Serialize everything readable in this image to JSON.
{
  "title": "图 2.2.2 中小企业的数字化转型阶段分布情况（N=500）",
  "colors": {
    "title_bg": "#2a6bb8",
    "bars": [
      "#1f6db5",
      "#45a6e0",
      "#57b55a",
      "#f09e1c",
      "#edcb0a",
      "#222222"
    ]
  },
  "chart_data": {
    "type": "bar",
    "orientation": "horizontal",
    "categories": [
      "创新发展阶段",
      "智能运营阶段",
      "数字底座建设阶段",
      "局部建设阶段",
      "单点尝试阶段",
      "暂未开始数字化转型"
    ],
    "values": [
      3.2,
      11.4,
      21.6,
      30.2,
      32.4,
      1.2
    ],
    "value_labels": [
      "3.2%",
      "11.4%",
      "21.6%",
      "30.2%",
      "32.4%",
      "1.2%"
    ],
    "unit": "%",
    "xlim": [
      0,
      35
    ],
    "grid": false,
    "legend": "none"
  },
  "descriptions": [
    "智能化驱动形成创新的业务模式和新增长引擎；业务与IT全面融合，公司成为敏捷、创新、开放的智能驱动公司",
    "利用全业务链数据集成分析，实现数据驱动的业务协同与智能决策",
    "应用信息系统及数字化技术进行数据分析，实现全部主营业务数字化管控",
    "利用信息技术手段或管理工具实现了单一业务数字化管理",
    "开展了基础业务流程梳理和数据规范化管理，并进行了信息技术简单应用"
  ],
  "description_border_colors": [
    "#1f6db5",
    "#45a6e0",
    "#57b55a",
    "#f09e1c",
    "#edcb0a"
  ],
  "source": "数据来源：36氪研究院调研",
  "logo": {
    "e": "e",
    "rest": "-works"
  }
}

========================================================================

Print all the data exactly.

Serialize everything readable in this image to JSON.
{
  "title": "图 2.2.2 中小企业的数字化转型阶段分布情况（N=500）",
  "colors": {
    "title_bg": "#2a6bb8",
    "bars": [
      "#1f6db5",
      "#45a6e0",
      "#57b55a",
      "#f09e1c",
      "#edcb0a",
      "#222222"
    ]
  },
  "chart_data": {
    "type": "bar",
    "orientation": "horizontal",
    "categories": [
      "创新发展阶段",
      "智能运营阶段",
      "数字底座建设阶段",
      "局部建设阶段",
      "单点尝试阶段",
      "暂未开始数字化转型"
    ],
    "values": [
      3.2,
      11.4,
      21.6,
      30.2,
      32.4,
      1.2
    ],
    "value_labels": [
      "3.2%",
      "11.4%",
      "21.6%",
      "30.2%",
      "32.4%",
      "1.2%"
    ],
    "unit": "%",
    "xlim": [
      0,
      35
    ],
    "grid": false,
    "legend": "none"
  },
  "descriptions": [
    "智能化驱动形成创新的业务模式和新增长引擎；业务与IT全面融合，公司成为敏捷、创新、开放的智能驱动公司",
    "利用全业务链数据集成分析，实现数据驱动的业务协同与智能决策",
    "应用信息系统及数字化技术进行数据分析，实现全部主营业务数字化管控",
    "利用信息技术手段或管理工具实现了单一业务数字化管理",
    "开展了基础业务流程梳理和数据规范化管理，并进行了信息技术简单应用"
  ],
  "description_border_colors": [
    "#1f6db5",
    "#45a6e0",
    "#57b55a",
    "#f09e1c",
    "#edcb0a"
  ],
  "source": "数据来源：36氪研究院调研",
  "logo": {
    "e": "e",
    "rest": "-works"
  }
}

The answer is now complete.